● **RECORDS SUPPLIED**
▼

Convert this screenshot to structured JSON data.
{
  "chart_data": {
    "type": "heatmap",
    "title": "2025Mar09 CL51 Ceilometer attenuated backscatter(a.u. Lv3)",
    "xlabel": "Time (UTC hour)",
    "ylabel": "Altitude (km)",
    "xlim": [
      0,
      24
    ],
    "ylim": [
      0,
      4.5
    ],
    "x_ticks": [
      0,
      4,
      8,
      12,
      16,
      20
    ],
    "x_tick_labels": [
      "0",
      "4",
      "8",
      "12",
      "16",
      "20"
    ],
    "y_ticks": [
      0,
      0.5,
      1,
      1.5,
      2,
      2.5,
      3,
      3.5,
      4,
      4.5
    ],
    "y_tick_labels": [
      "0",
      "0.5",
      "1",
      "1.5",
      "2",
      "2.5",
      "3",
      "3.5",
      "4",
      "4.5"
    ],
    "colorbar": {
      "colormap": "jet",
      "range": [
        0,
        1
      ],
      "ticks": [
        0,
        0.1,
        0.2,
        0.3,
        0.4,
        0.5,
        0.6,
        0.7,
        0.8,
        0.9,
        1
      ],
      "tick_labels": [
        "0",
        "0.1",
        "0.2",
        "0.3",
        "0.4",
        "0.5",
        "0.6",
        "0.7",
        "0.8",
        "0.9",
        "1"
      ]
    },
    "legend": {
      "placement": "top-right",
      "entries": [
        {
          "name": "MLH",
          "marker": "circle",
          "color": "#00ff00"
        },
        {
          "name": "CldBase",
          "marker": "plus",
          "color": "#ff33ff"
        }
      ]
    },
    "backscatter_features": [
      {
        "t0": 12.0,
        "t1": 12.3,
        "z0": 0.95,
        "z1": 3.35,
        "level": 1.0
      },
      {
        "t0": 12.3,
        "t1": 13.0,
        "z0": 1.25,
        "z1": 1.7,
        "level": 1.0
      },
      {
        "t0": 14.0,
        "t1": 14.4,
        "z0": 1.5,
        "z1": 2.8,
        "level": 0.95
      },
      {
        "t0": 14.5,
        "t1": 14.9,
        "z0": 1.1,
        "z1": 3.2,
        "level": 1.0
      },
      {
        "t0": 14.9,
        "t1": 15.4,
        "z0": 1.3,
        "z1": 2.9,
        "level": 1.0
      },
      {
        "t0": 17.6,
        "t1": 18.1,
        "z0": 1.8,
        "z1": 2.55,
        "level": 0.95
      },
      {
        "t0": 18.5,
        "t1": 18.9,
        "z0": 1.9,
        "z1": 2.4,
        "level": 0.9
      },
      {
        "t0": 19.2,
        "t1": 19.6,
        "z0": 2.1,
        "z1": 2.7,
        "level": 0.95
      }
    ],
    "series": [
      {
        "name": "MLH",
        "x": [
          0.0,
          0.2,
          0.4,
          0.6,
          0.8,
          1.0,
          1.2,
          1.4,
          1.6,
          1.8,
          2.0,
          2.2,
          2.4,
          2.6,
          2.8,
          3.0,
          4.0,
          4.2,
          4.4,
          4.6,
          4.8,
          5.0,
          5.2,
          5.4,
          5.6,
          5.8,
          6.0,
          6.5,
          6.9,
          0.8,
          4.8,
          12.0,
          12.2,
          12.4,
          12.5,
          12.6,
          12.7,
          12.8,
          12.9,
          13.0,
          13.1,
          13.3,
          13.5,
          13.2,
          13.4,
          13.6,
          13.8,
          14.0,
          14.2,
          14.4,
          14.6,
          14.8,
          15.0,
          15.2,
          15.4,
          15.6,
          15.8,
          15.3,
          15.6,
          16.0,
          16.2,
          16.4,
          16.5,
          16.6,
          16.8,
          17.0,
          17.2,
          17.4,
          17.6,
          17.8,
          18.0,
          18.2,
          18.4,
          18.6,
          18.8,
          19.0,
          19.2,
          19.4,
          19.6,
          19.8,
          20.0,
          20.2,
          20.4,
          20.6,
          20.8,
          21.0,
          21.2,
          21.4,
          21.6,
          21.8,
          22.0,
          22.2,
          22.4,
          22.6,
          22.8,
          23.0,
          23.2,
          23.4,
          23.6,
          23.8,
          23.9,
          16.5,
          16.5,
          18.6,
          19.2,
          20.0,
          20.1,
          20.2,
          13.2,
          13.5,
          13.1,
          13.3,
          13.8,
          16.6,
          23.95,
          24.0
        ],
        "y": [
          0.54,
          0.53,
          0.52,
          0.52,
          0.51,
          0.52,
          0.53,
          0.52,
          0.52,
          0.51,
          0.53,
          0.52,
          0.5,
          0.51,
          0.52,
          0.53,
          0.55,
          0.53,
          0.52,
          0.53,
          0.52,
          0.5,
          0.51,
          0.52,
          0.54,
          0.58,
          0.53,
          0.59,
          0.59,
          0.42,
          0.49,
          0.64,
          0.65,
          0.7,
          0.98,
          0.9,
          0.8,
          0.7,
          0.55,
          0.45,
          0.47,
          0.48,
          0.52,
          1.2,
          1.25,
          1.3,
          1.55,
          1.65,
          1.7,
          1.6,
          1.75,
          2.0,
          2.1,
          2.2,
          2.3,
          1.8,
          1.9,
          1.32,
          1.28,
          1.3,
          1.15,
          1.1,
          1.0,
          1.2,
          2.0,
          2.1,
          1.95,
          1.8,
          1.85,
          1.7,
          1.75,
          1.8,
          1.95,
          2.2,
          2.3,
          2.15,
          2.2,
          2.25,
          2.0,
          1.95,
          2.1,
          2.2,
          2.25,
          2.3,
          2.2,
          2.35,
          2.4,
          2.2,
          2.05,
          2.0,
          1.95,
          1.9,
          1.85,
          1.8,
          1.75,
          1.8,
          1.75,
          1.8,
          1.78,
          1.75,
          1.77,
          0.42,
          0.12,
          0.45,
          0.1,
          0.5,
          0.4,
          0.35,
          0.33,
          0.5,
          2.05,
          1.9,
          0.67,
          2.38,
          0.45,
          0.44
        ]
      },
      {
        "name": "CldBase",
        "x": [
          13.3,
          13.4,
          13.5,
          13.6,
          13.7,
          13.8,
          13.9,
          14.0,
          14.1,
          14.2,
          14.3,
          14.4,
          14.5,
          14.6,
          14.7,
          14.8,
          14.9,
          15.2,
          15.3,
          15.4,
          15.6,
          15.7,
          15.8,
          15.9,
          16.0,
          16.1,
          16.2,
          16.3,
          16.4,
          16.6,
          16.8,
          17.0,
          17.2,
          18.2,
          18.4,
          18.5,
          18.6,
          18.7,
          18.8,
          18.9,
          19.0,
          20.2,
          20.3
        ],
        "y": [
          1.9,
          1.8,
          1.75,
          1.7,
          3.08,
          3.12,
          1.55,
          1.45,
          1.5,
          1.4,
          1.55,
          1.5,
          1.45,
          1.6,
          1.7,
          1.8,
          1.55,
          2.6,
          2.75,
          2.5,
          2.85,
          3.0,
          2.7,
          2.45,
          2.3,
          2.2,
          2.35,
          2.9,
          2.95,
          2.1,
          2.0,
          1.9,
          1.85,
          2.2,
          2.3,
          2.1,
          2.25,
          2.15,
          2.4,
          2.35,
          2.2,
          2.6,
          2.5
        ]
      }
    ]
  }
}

▲

● **WHAT THE EXERCISE ASKS**
Write out the material exactly as given.

● **TASK ANSWER**
Convert this screenshot to structured JSON data.
{
  "chart_data": {
    "type": "heatmap",
    "title": "2025Mar09 CL51 Ceilometer attenuated backscatter(a.u. Lv3)",
    "xlabel": "Time (UTC hour)",
    "ylabel": "Altitude (km)",
    "xlim": [
      0,
      24
    ],
    "ylim": [
      0,
      4.5
    ],
    "x_ticks": [
      0,
      4,
      8,
      12,
      16,
      20
    ],
    "x_tick_labels": [
      "0",
      "4",
      "8",
      "12",
      "16",
      "20"
    ],
    "y_ticks": [
      0,
      0.5,
      1,
      1.5,
      2,
      2.5,
      3,
      3.5,
      4,
      4.5
    ],
    "y_tick_labels": [
      "0",
      "0.5",
      "1",
      "1.5",
      "2",
      "2.5",
      "3",
      "3.5",
      "4",
      "4.5"
    ],
    "colorbar": {
      "colormap": "jet",
      "range": [
        0,
        1
      ],
      "ticks": [
        0,
        0.1,
        0.2,
        0.3,
        0.4,
        0.5,
        0.6,
        0.7,
        0.8,
        0.9,
        1
      ],
      "tick_labels": [
        "0",
        "0.1",
        "0.2",
        "0.3",
        "0.4",
        "0.5",
        "0.6",
        "0.7",
        "0.8",
        "0.9",
        "1"
      ]
    },
    "legend": {
      "placement": "top-right",
      "entries": [
        {
          "name": "MLH",
          "marker": "circle",
          "color": "#00ff00"
        },
        {
          "name": "CldBase",
          "marker": "plus",
          "color": "#ff33ff"
        }
      ]
    },
    "backscatter_features": [
      {
        "t0": 12.0,
        "t1": 12.3,
        "z0": 0.95,
        "z1": 3.35,
        "level": 1.0
      },
      {
        "t0": 12.3,
        "t1": 13.0,
        "z0": 1.25,
        "z1": 1.7,
        "level": 1.0
      },
      {
        "t0": 14.0,
        "t1": 14.4,
        "z0": 1.5,
        "z1": 2.8,
        "level": 0.95
      },
      {
        "t0": 14.5,
        "t1": 14.9,
        "z0": 1.1,
        "z1": 3.2,
        "level": 1.0
      },
      {
        "t0": 14.9,
        "t1": 15.4,
        "z0": 1.3,
        "z1": 2.9,
        "level": 1.0
      },
      {
        "t0": 17.6,
        "t1": 18.1,
        "z0": 1.8,
        "z1": 2.55,
        "level": 0.95
      },
      {
        "t0": 18.5,
        "t1": 18.9,
        "z0": 1.9,
        "z1": 2.4,
        "level": 0.9
      },
      {
        "t0": 19.2,
        "t1": 19.6,
        "z0": 2.1,
        "z1": 2.7,
        "level": 0.95
      }
    ],
    "series": [
      {
        "name": "MLH",
        "x": [
          0.0,
          0.2,
          0.4,
          0.6,
          0.8,
          1.0,
          1.2,
          1.4,
          1.6,
          1.8,
          2.0,
          2.2,
          2.4,
          2.6,
          2.8,
          3.0,
          4.0,
          4.2,
          4.4,
          4.6,
          4.8,
          5.0,
          5.2,
          5.4,
          5.6,
          5.8,
          6.0,
          6.5,
          6.9,
          0.8,
          4.8,
          12.0,
          12.2,
          12.4,
          12.5,
          12.6,
          12.7,
          12.8,
          12.9,
          13.0,
          13.1,
          13.3,
          13.5,
          13.2,
          13.4,
          13.6,
          13.8,
          14.0,
          14.2,
          14.4,
          14.6,
          14.8,
          15.0,
          15.2,
          15.4,
          15.6,
          15.8,
          15.3,
          15.6,
          16.0,
          16.2,
          16.4,
          16.5,
          16.6,
          16.8,
          17.0,
          17.2,
          17.4,
          17.6,
          17.8,
          18.0,
          18.2,
          18.4,
          18.6,
          18.8,
          19.0,
          19.2,
          19.4,
          19.6,
          19.8,
          20.0,
          20.2,
          20.4,
          20.6,
          20.8,
          21.0,
          21.2,
          21.4,
          21.6,
          21.8,
          22.0,
          22.2,
          22.4,
          22.6,
          22.8,
          23.0,
          23.2,
          23.4,
          23.6,
          23.8,
          23.9,
          16.5,
          16.5,
          18.6,
          19.2,
          20.0,
          20.1,
          20.2,
          13.2,
          13.5,
          13.1,
          13.3,
          13.8,
          16.6,
          23.95,
          24.0
        ],
        "y": [
          0.54,
          0.53,
          0.52,
          0.52,
          0.51,
          0.52,
          0.53,
          0.52,
          0.52,
          0.51,
          0.53,
          0.52,
          0.5,
          0.51,
          0.52,
          0.53,
          0.55,
          0.53,
          0.52,
          0.53,
          0.52,
          0.5,
          0.51,
          0.52,
          0.54,
          0.58,
          0.53,
          0.59,
          0.59,
          0.42,
          0.49,
          0.64,
          0.65,
          0.7,
          0.98,
          0.9,
          0.8,
          0.7,
          0.55,
          0.45,
          0.47,
          0.48,
          0.52,
          1.2,
          1.25,
          1.3,
          1.55,
          1.65,
          1.7,
          1.6,
          1.75,
          2.0,
          2.1,
          2.2,
          2.3,
          1.8,
          1.9,
          1.32,
          1.28,
          1.3,
          1.15,
          1.1,
          1.0,
          1.2,
          2.0,
          2.1,
          1.95,
          1.8,
          1.85,
          1.7,
          1.75,
          1.8,
          1.95,
          2.2,
          2.3,
          2.15,
          2.2,
          2.25,
          2.0,
          1.95,
          2.1,
          2.2,
          2.25,
          2.3,
          2.2,
          2.35,
          2.4,
          2.2,
          2.05,
          2.0,
          1.95,
          1.9,
          1.85,
          1.8,
          1.75,
          1.8,
          1.75,
          1.8,
          1.78,
          1.75,
          1.77,
          0.42,
          0.12,
          0.45,
          0.1,
          0.5,
          0.4,
          0.35,
          0.33,
          0.5,
          2.05,
          1.9,
          0.67,
          2.38,
          0.45,
          0.44
        ]
      },
      {
        "name": "CldBase",
        "x": [
          13.3,
          13.4,
          13.5,
          13.6,
          13.7,
          13.8,
          13.9,
          14.0,
          14.1,
          14.2,
          14.3,
          14.4,
          14.5,
          14.6,
          14.7,
          14.8,
          14.9,
          15.2,
          15.3,
          15.4,
          15.6,
          15.7,
          15.8,
          15.9,
          16.0,
          16.1,
          16.2,
          16.3,
          16.4,
          16.6,
          16.8,
          17.0,
          17.2,
          18.2,
          18.4,
          18.5,
          18.6,
          18.7,
          18.8,
          18.9,
          19.0,
          20.2,
          20.3
        ],
        "y": [
          1.9,
          1.8,
          1.75,
          1.7,
          3.08,
          3.12,
          1.55,
          1.45,
          1.5,
          1.4,
          1.55,
          1.5,
          1.45,
          1.6,
          1.7,
          1.8,
          1.55,
          2.6,
          2.75,
          2.5,
          2.85,
          3.0,
          2.7,
          2.45,
          2.3,
          2.2,
          2.35,
          2.9,
          2.95,
          2.1,
          2.0,
          1.9,
          1.85,
          2.2,
          2.3,
          2.1,
          2.25,
          2.15,
          2.4,
          2.35,
          2.2,
          2.6,
          2.5
        ]
      }
    ]
  }
}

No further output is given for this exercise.